* DO THIS
Quote the following material without any change, starting at the line that contains "225, 880, 360]" and ending after the line that contains "240, 878, 345]".

Entries for boxed elements
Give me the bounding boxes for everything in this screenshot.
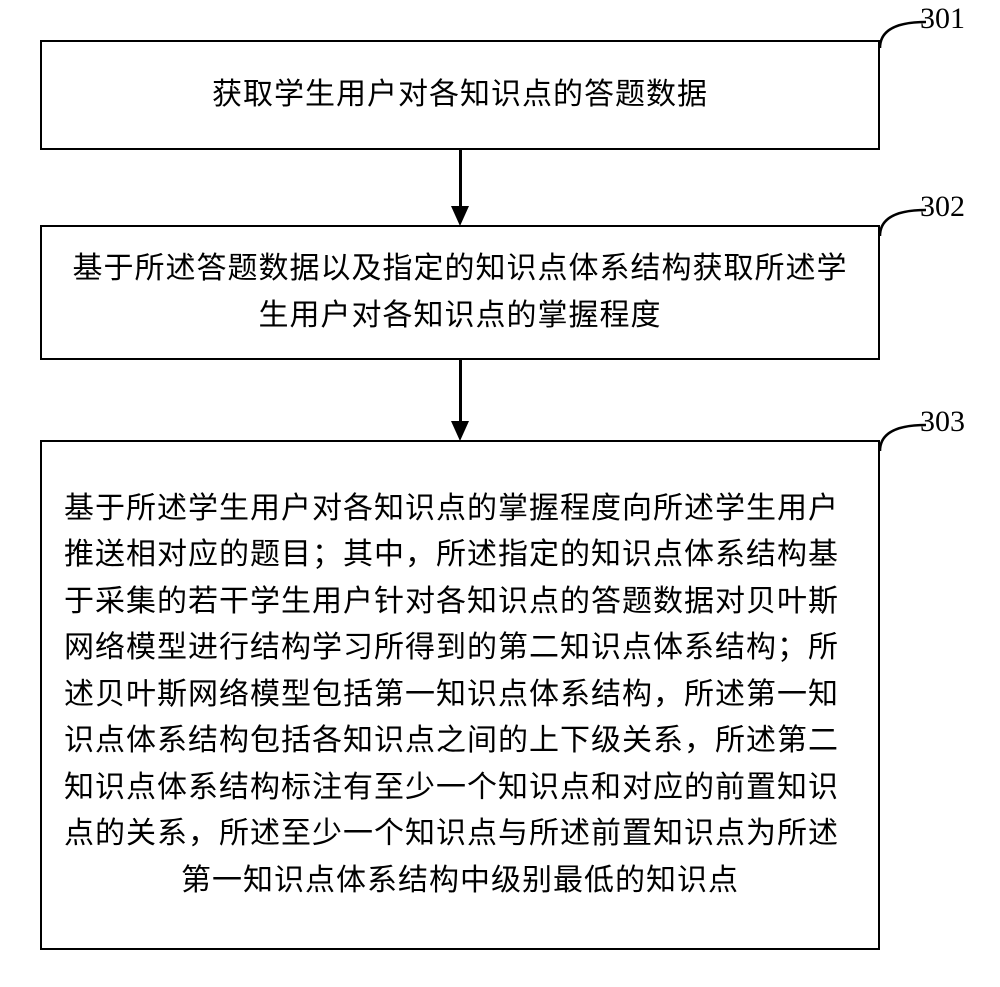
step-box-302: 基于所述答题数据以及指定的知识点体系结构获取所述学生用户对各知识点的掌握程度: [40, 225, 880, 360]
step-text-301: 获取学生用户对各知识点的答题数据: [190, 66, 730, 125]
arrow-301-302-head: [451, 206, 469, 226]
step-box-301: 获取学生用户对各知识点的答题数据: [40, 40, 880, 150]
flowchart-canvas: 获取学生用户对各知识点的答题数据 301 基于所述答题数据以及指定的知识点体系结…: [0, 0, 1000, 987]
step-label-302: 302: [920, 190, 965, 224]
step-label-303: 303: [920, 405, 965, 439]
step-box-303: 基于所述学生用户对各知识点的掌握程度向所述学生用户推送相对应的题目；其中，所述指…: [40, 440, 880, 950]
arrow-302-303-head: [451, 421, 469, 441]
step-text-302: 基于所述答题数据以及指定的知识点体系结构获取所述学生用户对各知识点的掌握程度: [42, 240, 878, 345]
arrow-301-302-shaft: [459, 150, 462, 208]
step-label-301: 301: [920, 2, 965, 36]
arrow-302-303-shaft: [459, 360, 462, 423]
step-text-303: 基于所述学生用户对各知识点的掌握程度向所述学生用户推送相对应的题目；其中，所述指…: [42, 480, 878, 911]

* EXERCISE RESULT
step-box-302: 基于所述答题数据以及指定的知识点体系结构获取所述学生用户对各知识点的掌握程度: [40, 225, 880, 360]
step-text-301: 获取学生用户对各知识点的答题数据: [190, 66, 730, 125]
arrow-301-302-head: [451, 206, 469, 226]
step-box-301: 获取学生用户对各知识点的答题数据: [40, 40, 880, 150]
flowchart-canvas: 获取学生用户对各知识点的答题数据 301 基于所述答题数据以及指定的知识点体系结…: [0, 0, 1000, 987]
step-label-302: 302: [920, 190, 965, 224]
step-label-303: 303: [920, 405, 965, 439]
step-box-303: 基于所述学生用户对各知识点的掌握程度向所述学生用户推送相对应的题目；其中，所述指…: [40, 440, 880, 950]
arrow-302-303-head: [451, 421, 469, 441]
step-text-302: 基于所述答题数据以及指定的知识点体系结构获取所述学生用户对各知识点的掌握程度: [42, 240, 878, 345]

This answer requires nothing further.